→ Set exercise
Search the material below for the string "this" and extract each line that has it.

→ Entries shown

* START *

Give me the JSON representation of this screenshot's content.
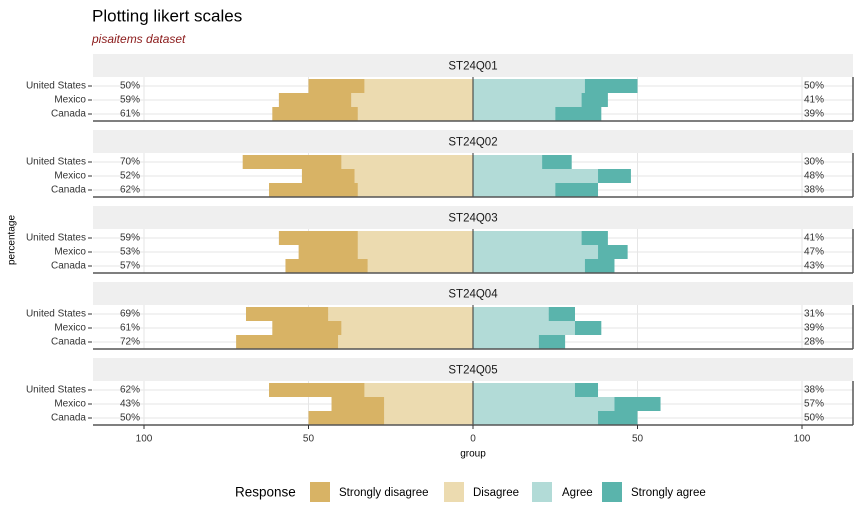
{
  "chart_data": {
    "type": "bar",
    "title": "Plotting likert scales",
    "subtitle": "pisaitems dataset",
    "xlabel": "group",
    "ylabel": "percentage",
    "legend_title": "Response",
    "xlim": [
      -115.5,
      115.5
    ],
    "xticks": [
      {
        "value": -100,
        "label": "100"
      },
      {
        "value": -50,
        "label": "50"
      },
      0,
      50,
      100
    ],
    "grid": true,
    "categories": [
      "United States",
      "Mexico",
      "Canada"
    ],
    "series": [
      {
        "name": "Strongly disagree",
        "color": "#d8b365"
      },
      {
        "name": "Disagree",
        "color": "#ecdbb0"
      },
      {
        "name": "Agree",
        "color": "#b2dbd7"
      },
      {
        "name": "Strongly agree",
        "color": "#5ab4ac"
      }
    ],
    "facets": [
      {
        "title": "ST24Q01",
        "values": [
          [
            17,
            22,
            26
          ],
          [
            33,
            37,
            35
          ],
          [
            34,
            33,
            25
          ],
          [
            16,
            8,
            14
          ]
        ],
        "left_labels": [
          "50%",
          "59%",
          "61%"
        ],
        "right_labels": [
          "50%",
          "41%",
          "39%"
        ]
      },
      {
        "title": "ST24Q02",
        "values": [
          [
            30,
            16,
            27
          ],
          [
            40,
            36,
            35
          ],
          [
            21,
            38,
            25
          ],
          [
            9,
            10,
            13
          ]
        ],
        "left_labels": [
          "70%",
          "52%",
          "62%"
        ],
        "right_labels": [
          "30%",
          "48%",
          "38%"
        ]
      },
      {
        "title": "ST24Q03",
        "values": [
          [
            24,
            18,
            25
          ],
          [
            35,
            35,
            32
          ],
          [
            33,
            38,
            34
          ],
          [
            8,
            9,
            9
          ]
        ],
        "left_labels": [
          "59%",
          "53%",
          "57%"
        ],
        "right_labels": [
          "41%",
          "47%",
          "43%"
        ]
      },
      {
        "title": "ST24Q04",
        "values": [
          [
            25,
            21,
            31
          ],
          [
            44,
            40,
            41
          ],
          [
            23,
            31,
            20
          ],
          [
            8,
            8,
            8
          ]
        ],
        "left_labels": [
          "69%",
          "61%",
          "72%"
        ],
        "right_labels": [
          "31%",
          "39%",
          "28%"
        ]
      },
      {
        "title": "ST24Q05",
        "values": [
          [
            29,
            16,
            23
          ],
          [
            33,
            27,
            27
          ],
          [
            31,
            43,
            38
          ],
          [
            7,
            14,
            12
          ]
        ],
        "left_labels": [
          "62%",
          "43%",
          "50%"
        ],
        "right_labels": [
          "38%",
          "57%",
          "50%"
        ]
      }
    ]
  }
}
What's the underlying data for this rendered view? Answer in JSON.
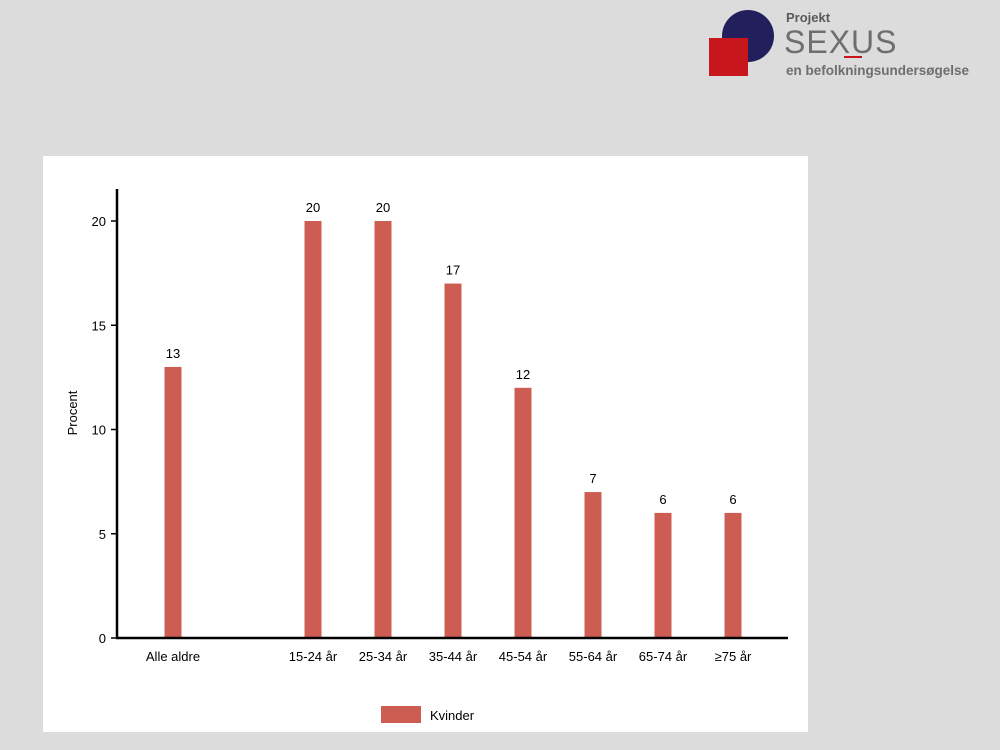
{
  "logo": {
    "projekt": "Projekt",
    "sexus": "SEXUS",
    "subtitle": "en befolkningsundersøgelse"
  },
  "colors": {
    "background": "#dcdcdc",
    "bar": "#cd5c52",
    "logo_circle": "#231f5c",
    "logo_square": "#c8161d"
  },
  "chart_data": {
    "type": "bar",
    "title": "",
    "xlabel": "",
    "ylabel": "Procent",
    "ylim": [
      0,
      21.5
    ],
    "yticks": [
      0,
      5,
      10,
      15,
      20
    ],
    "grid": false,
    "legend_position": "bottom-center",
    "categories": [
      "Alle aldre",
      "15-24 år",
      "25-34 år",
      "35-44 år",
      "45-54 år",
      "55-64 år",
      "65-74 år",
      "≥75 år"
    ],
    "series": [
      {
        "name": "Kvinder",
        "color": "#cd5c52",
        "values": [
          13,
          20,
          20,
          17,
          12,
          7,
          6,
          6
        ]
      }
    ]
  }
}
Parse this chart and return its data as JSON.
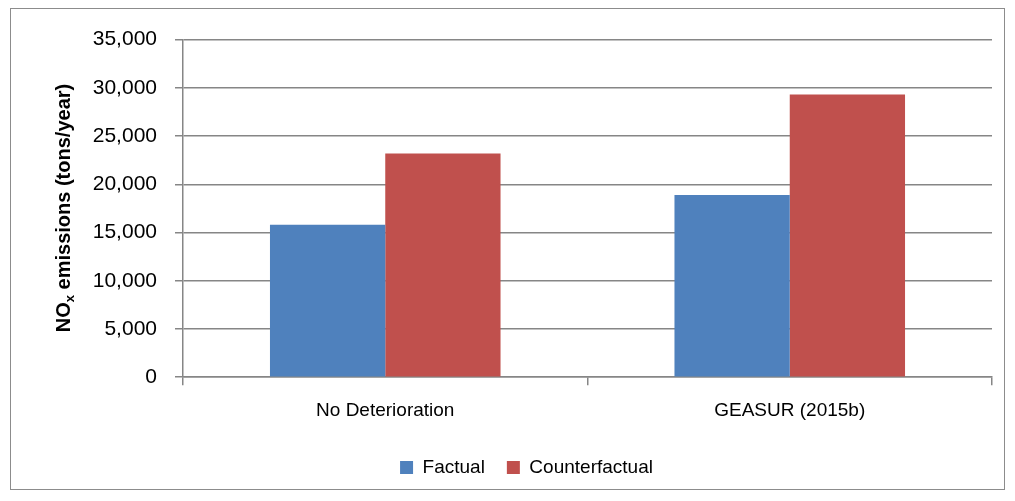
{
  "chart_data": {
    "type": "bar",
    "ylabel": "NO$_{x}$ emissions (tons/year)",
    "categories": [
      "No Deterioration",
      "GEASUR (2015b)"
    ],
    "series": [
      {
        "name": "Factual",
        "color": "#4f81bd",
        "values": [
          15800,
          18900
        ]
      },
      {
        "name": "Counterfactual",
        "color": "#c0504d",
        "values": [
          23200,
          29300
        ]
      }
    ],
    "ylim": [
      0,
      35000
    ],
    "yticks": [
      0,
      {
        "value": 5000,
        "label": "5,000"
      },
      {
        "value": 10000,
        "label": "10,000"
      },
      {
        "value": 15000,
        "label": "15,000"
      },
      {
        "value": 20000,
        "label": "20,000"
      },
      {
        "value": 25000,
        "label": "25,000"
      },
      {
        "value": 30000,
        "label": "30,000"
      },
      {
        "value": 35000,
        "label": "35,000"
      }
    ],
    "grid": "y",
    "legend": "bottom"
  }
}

* END *

→ Output of the task
Give me the JSON representation of this screenshot's content.
What's the underlying data for this rendered view? Answer in JSON.
Parse this chart and return its data as JSON.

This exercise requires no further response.